═══ RECORD EXCERPTS
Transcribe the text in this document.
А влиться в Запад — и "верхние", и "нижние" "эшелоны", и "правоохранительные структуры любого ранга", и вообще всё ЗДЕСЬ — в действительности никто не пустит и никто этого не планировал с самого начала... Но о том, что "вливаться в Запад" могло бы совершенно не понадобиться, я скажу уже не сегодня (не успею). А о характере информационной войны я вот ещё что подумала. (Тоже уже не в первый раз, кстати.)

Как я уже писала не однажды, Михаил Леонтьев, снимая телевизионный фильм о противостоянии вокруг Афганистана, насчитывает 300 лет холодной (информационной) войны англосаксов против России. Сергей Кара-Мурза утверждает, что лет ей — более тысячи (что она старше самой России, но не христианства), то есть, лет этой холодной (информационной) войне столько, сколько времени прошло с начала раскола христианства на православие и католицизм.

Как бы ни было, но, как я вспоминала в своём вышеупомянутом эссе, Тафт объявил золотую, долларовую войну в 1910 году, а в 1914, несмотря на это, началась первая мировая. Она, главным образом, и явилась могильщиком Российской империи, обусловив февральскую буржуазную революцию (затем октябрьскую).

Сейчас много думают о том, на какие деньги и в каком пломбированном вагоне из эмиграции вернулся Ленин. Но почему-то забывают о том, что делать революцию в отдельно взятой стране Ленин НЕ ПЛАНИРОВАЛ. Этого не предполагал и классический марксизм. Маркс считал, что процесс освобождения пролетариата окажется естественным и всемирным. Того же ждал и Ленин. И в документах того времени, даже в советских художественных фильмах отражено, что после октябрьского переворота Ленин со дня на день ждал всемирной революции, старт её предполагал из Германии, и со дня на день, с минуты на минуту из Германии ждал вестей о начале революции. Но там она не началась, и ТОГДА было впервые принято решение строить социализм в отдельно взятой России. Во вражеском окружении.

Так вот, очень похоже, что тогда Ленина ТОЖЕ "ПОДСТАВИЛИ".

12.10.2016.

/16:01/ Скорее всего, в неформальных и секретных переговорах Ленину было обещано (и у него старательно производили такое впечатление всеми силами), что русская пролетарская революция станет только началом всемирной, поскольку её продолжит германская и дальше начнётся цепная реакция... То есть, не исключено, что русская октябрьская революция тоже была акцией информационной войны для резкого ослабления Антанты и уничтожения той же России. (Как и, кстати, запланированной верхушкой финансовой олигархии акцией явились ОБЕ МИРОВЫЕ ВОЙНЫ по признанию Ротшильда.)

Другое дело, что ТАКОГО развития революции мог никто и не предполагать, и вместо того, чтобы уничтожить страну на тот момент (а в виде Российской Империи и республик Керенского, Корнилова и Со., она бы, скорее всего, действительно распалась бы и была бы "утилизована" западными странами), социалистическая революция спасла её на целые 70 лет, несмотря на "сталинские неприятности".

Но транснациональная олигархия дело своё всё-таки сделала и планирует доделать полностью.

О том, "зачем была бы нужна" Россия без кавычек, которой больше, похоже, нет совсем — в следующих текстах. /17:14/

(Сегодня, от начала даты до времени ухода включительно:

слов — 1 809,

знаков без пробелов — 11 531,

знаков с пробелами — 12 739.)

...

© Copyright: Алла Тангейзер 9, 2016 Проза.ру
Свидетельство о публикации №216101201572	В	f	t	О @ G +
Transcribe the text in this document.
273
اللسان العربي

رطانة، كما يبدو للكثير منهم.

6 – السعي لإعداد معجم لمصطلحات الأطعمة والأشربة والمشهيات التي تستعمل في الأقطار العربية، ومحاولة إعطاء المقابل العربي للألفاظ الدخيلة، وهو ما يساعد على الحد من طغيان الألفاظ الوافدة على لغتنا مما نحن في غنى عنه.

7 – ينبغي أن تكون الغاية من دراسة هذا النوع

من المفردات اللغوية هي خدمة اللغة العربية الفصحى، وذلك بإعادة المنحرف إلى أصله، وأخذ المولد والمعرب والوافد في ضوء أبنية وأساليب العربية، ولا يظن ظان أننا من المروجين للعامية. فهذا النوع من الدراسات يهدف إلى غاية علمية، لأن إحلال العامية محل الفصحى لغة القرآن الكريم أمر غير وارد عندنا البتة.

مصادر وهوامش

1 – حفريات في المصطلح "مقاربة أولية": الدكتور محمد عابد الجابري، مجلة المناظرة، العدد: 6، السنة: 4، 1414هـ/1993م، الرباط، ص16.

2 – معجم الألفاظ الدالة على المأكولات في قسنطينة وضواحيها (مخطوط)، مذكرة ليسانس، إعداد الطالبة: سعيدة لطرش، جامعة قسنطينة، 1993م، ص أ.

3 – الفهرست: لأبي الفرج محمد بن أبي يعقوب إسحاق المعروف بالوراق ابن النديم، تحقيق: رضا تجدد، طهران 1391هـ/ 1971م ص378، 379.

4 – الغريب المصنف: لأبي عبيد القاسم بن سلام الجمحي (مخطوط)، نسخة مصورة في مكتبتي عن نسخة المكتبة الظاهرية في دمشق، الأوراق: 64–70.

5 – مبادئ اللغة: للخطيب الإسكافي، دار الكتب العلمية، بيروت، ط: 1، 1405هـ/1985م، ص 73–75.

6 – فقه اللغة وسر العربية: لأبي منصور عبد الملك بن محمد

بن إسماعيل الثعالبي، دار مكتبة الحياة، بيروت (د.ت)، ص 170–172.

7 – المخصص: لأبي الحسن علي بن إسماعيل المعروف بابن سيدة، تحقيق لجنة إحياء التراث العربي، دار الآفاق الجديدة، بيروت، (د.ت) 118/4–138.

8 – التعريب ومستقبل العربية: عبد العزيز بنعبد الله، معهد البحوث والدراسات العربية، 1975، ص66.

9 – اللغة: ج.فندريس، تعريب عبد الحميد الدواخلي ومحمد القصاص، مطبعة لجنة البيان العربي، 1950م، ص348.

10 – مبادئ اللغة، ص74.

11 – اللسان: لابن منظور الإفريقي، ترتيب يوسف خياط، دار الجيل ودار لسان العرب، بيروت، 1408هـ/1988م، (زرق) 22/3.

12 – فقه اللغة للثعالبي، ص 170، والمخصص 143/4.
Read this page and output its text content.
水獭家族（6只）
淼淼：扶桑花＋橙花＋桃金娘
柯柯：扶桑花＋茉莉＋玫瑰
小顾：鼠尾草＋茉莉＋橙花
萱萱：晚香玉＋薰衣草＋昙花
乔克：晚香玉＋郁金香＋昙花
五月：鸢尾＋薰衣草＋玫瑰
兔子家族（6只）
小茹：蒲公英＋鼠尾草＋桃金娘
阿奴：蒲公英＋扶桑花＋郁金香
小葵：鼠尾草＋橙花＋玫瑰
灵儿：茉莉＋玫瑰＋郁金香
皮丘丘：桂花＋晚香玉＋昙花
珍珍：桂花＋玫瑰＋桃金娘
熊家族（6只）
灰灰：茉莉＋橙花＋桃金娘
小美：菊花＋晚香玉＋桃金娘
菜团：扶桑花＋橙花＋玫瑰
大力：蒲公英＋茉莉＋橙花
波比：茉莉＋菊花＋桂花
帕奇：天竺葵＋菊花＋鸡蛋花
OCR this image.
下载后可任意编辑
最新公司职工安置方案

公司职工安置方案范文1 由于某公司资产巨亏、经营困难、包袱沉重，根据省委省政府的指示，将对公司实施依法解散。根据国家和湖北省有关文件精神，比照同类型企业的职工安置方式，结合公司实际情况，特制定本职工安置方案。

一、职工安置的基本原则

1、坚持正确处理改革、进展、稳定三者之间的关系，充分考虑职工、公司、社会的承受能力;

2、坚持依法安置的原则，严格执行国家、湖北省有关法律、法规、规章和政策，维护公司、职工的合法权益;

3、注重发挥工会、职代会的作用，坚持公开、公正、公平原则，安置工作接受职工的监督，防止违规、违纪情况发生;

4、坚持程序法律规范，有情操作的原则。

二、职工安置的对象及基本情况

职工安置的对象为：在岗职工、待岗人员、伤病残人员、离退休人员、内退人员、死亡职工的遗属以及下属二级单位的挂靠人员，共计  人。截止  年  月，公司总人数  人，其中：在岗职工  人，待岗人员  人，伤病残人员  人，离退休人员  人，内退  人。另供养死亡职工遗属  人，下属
══════
TASK = Copy whichever lines in the listing above contain the word "есть".

FINAL RESULT =
Как я уже писала не однажды, Михаил Леонтьев, снимая телевизионный фильм о противостоянии вокруг Афганистана, насчитывает 300 лет холодной (информационной) войны англосаксов против России. Сергей Кара-Мурза утверждает, что лет ей — более тысячи (что она старше самой России, но не христианства), то есть, лет этой холодной (информационной) войне столько, сколько времени прошло с начала раскола христианства на православие и католицизм.
/16:01/ Скорее всего, в неформальных и секретных переговорах Ленину было обещано (и у него старательно производили такое впечатление всеми силами), что русская пролетарская революция станет только началом всемирной, поскольку её продолжит германская и дальше начнётся цепная реакция... То есть, не исключено, что русская октябрьская революция тоже была акцией информационной войны для резкого ослабления Антанты и уничтожения той же России. (Как и, кстати, запланированной верхушкой финансовой олигархии акцией явились ОБЕ МИРОВЫЕ ВОЙНЫ по признанию Ротшильда.)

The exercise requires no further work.